Louis Francis Cristillo (March 6, 1906 – March 3, 1959), known by the stage name Lou Costello, was an American actor and comedian best remembered for the comedy double act of Abbott and Costello, with Bud Abbott. Costello played a chubby, bumbling character. He was known for the catchphrases "Heeeeyyy, Abbott!" and "I'm a baaaaad boy!"

Early life[edit]

Costello was born Louis Francis Cristillo on March 6, 1906, in Paterson, New Jersey, the son of Helen (née Rege) and Sebastiano Cristillo. His father was Italian (from Calabria, Italy) and his mother was an American of Italian, French, and Irish ancestry.[1][2] He attended School 15[3] in Paterson, NJ, and was considered a gifted athlete. He excelled in basketball and reportedly was once the New Jersey state free throw champion (his singular basketball prowess can be seen in Here Come The Co-Eds (1945), in which he performs all his own tricky hoop shots without special effects). He also fought as a boxer under the name "Lou King".[4] He took his professional name from actress Helene Costello.

SOURCE MATERIAL:
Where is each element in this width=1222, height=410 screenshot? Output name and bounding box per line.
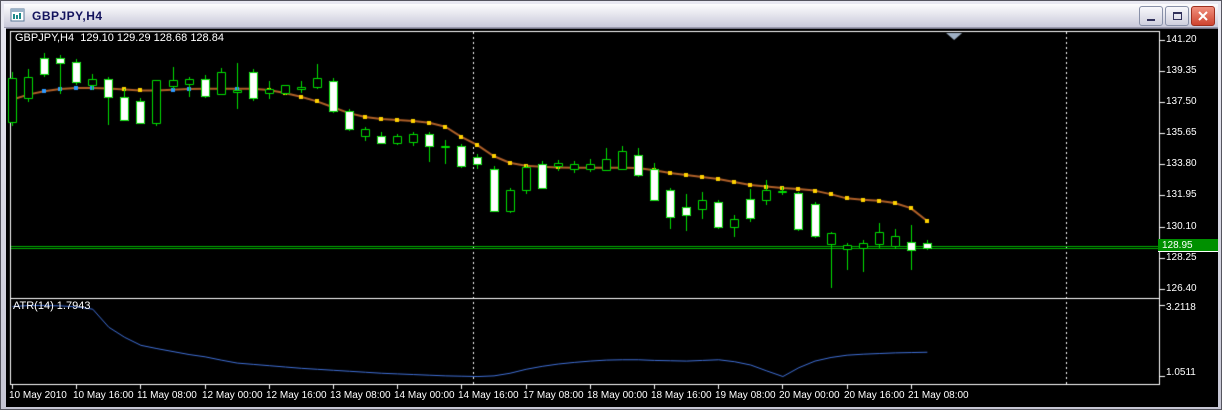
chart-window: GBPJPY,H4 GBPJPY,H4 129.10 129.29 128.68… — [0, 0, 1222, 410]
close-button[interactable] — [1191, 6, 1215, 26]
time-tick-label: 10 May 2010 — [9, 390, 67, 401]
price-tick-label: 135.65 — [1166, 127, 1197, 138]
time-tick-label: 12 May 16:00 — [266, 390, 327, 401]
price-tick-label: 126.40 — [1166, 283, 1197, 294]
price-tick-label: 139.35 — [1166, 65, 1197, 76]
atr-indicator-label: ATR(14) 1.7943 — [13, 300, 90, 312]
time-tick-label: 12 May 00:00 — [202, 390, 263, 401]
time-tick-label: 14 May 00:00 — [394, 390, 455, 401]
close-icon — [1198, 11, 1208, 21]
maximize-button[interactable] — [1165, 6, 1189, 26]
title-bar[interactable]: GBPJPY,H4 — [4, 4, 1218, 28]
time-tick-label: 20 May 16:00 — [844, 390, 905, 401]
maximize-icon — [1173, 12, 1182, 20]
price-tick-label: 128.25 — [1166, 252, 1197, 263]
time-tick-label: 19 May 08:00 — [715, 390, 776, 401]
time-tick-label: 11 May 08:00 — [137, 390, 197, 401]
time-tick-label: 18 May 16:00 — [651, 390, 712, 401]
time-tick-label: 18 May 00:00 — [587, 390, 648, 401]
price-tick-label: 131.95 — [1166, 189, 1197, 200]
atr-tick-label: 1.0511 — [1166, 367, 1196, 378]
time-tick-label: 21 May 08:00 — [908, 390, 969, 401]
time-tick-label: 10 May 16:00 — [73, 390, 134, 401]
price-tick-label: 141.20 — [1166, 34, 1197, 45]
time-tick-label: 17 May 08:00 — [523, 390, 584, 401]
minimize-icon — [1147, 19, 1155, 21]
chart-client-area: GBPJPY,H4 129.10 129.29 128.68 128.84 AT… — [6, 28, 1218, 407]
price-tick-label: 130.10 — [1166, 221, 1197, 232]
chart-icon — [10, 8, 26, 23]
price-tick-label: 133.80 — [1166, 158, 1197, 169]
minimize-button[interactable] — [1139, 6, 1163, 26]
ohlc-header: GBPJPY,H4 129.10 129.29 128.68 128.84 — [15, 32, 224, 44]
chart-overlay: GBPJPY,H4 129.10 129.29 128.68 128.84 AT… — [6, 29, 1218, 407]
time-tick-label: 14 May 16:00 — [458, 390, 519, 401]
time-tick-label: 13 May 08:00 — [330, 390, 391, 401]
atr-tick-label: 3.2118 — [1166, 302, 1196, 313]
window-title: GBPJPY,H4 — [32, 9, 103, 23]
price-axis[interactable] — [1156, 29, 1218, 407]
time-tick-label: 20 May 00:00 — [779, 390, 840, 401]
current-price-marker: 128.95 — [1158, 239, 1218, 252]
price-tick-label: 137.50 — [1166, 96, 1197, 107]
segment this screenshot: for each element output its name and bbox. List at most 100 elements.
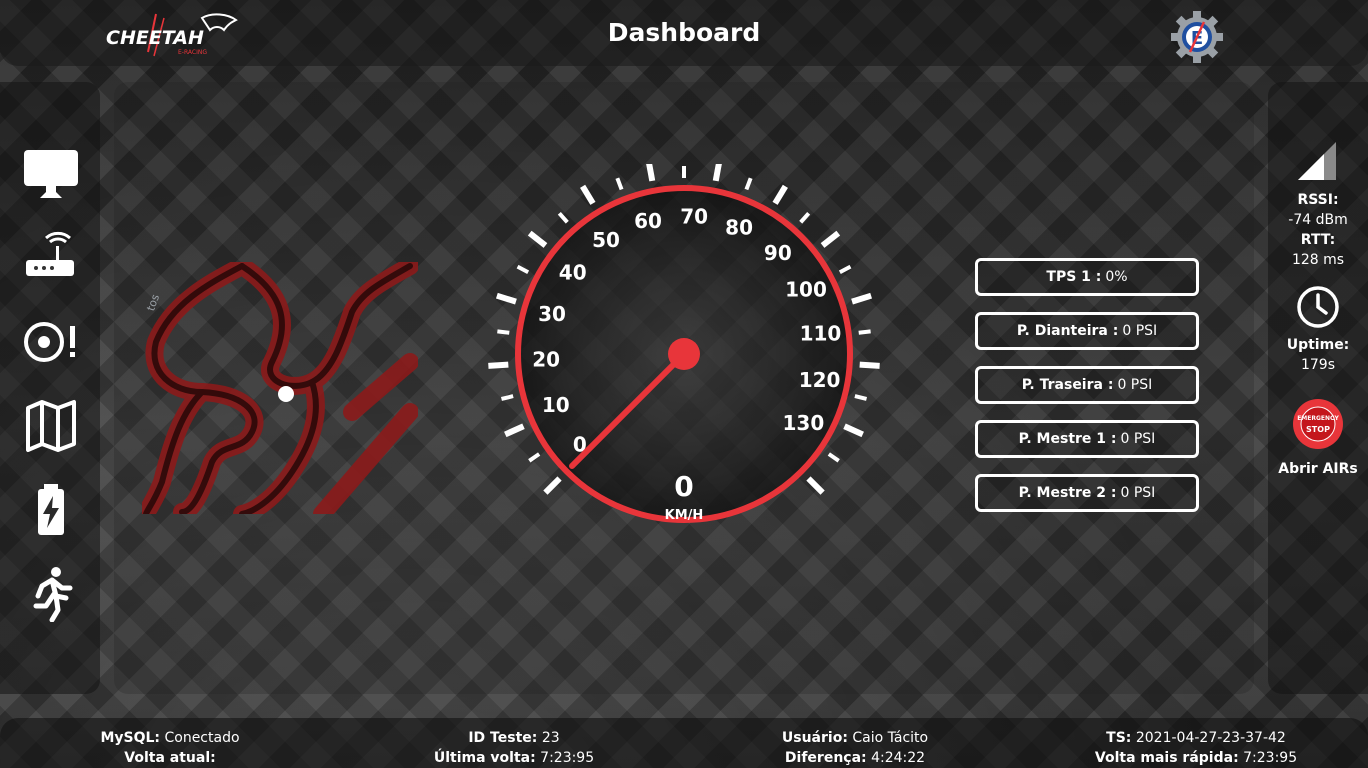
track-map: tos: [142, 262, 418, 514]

WHAT IS ASKED:
A - Answer these questions from the Lou Costello biography:
(i) With whom did Costello form his comedy double act?
(ii) In what city was Costello born?
(iii) Under what name did Costello fight as a boxer?
B - In the records, rewrite the lines from the line with "chart-window: GBPJPY,H4 GBPJPY,H4" to the line with "price-tick-label: 137.50 —", replacing "atr-tick-label" with "atr-axis-label" and leaving everything else unchanged.
The Lou Costello biography and the records have no connection to each other.

RESULTS FOR EACH TASK:
A -
(i) Bud Abbott
(ii) Paterson, New Jersey
(iii) "Lou King"

B -
chart-window: GBPJPY,H4 GBPJPY,H4 129.10 129.29 128.68… — [0, 0, 1222, 410]
close-button[interactable] — [1191, 6, 1215, 26]
time-tick-label: 10 May 2010 — [9, 390, 67, 401]
price-tick-label: 135.65 — [1166, 127, 1197, 138]
time-tick-label: 12 May 16:00 — [266, 390, 327, 401]
price-tick-label: 126.40 — [1166, 283, 1197, 294]
price-tick-label: 139.35 — [1166, 65, 1197, 76]
atr-indicator-label: ATR(14) 1.7943 — [13, 300, 90, 312]
time-tick-label: 12 May 00:00 — [202, 390, 263, 401]
time-tick-label: 14 May 00:00 — [394, 390, 455, 401]
close-icon — [1198, 11, 1208, 21]
maximize-button[interactable] — [1165, 6, 1189, 26]
title-bar[interactable]: GBPJPY,H4 — [4, 4, 1218, 28]
time-tick-label: 20 May 16:00 — [844, 390, 905, 401]
maximize-icon — [1173, 12, 1182, 20]
price-tick-label: 128.25 — [1166, 252, 1197, 263]
time-tick-label: 19 May 08:00 — [715, 390, 776, 401]
time-tick-label: 11 May 08:00 — [137, 390, 197, 401]
time-tick-label: 18 May 16:00 — [651, 390, 712, 401]
time-tick-label: 18 May 00:00 — [587, 390, 648, 401]
price-tick-label: 131.95 — [1166, 189, 1197, 200]
atr-axis-label: 1.0511 — [1166, 367, 1196, 378]
time-tick-label: 21 May 08:00 — [908, 390, 969, 401]
time-tick-label: 10 May 16:00 — [73, 390, 134, 401]
price-tick-label: 141.20 — [1166, 34, 1197, 45]
time-tick-label: 17 May 08:00 — [523, 390, 584, 401]
minimize-icon — [1147, 19, 1155, 21]
chart-client-area: GBPJPY,H4 129.10 129.29 128.68 128.84 AT… — [6, 28, 1218, 407]
price-tick-label: 130.10 — [1166, 221, 1197, 232]
chart-icon — [10, 8, 26, 23]
price-tick-label: 133.80 — [1166, 158, 1197, 169]
minimize-button[interactable] — [1139, 6, 1163, 26]
ohlc-header: GBPJPY,H4 129.10 129.29 128.68 128.84 — [15, 32, 224, 44]
chart-overlay: GBPJPY,H4 129.10 129.29 128.68 128.84 AT… — [6, 29, 1218, 407]
time-tick-label: 14 May 16:00 — [458, 390, 519, 401]
time-tick-label: 13 May 08:00 — [330, 390, 391, 401]
atr-axis-label: 3.2118 — [1166, 302, 1196, 313]
window-title: GBPJPY,H4 — [32, 9, 103, 23]
price-axis[interactable] — [1156, 29, 1218, 407]
time-tick-label: 20 May 00:00 — [779, 390, 840, 401]
current-price-marker: 128.95 — [1158, 239, 1218, 252]
price-tick-label: 137.50 — [1166, 96, 1197, 107]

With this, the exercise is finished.